◆ **AIM**
Copy, in full, each line of the material that holds the word "выдача".

**** SOURCE DATA

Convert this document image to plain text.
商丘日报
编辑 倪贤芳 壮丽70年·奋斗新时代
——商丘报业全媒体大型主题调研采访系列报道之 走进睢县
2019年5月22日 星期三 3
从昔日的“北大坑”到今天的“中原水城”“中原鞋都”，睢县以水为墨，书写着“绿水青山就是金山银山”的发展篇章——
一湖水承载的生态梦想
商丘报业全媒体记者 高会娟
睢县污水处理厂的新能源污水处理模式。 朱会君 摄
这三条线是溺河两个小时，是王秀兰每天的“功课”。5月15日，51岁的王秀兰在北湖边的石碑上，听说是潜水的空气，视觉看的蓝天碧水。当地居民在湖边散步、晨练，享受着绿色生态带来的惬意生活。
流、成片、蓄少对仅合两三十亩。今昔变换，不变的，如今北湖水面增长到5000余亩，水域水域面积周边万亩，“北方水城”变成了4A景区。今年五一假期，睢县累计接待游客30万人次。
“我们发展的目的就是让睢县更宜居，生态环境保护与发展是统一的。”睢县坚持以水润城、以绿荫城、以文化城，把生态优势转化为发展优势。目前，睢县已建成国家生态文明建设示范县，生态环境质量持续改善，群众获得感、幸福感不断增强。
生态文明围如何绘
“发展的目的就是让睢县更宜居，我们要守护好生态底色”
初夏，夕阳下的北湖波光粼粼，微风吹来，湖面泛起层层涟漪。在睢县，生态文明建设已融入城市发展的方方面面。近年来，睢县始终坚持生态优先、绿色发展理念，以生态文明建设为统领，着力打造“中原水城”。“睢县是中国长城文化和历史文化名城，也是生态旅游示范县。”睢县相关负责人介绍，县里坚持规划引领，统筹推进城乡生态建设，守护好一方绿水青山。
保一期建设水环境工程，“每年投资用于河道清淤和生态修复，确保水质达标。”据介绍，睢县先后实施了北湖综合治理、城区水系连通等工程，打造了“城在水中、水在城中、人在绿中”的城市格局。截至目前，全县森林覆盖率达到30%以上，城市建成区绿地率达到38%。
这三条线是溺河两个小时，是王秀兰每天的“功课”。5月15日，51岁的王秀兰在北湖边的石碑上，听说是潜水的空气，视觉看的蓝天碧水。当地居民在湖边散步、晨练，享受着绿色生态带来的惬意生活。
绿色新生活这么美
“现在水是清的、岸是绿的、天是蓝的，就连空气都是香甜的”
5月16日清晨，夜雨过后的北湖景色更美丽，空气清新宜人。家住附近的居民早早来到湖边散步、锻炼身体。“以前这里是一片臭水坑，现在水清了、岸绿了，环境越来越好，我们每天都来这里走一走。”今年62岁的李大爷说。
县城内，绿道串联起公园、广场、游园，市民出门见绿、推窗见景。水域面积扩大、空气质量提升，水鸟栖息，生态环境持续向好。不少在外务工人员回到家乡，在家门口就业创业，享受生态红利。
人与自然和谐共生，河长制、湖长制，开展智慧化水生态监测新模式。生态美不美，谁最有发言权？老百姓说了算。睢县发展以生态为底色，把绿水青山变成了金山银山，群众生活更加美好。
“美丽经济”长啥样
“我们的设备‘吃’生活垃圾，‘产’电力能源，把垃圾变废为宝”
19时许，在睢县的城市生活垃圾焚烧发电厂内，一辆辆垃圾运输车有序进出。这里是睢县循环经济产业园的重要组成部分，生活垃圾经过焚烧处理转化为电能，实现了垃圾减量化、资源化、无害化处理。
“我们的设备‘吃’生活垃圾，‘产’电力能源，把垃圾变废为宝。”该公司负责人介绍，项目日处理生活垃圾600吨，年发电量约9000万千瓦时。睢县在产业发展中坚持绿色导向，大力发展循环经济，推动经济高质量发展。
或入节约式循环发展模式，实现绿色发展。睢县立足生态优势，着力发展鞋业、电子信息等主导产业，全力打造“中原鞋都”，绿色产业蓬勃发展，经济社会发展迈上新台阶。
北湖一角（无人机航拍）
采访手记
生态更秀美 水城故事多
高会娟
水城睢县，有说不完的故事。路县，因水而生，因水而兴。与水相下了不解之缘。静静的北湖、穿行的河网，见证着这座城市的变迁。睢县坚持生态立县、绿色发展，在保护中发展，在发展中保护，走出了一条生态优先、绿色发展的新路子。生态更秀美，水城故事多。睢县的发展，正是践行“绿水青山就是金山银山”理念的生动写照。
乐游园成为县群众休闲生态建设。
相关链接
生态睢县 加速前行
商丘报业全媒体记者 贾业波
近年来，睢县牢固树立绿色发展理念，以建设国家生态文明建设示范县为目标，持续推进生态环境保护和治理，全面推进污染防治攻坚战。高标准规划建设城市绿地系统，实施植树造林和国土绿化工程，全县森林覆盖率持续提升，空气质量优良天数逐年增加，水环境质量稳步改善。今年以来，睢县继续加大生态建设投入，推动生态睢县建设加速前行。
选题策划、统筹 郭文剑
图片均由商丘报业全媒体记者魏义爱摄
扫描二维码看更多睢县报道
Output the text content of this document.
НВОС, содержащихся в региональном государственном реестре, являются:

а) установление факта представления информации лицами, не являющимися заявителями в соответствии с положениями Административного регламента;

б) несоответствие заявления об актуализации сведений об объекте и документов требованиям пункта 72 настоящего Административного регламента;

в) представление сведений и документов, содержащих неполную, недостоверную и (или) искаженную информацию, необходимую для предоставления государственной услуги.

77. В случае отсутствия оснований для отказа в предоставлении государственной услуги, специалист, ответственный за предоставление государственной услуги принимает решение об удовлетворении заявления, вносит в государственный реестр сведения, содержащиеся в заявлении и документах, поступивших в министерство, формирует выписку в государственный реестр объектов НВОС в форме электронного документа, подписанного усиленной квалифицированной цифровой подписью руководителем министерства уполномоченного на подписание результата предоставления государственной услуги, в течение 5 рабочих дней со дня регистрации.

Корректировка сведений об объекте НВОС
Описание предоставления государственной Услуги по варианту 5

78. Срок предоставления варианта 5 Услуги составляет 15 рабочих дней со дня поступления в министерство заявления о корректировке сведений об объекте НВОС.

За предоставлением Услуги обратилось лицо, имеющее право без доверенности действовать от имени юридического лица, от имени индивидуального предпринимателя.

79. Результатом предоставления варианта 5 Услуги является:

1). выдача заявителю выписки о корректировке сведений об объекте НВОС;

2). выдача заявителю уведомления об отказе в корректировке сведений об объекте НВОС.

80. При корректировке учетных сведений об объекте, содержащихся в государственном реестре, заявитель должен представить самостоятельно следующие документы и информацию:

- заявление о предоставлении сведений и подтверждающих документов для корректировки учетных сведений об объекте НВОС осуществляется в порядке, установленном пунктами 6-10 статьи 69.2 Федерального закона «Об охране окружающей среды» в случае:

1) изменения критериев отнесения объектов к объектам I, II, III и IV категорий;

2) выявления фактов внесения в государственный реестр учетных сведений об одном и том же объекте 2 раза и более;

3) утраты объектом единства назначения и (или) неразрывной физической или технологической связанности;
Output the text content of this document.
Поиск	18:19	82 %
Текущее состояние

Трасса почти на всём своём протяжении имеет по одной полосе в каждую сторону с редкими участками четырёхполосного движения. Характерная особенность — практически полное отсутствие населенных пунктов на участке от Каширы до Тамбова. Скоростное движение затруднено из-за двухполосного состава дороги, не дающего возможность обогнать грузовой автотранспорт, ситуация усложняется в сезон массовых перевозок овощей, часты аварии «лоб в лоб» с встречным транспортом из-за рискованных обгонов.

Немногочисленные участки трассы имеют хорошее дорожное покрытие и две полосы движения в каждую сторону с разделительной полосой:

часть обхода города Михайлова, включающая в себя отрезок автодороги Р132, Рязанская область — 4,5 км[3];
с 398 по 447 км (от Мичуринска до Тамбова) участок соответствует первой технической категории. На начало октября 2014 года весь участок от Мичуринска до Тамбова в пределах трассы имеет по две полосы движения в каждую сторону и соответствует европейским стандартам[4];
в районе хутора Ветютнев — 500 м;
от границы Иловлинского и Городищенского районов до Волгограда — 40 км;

********

◆ **THE RESPONSE**
1). выдача заявителю выписки о корректировке сведений об объекте НВОС;
2). выдача заявителю уведомления об отказе в корректировке сведений об объекте НВОС.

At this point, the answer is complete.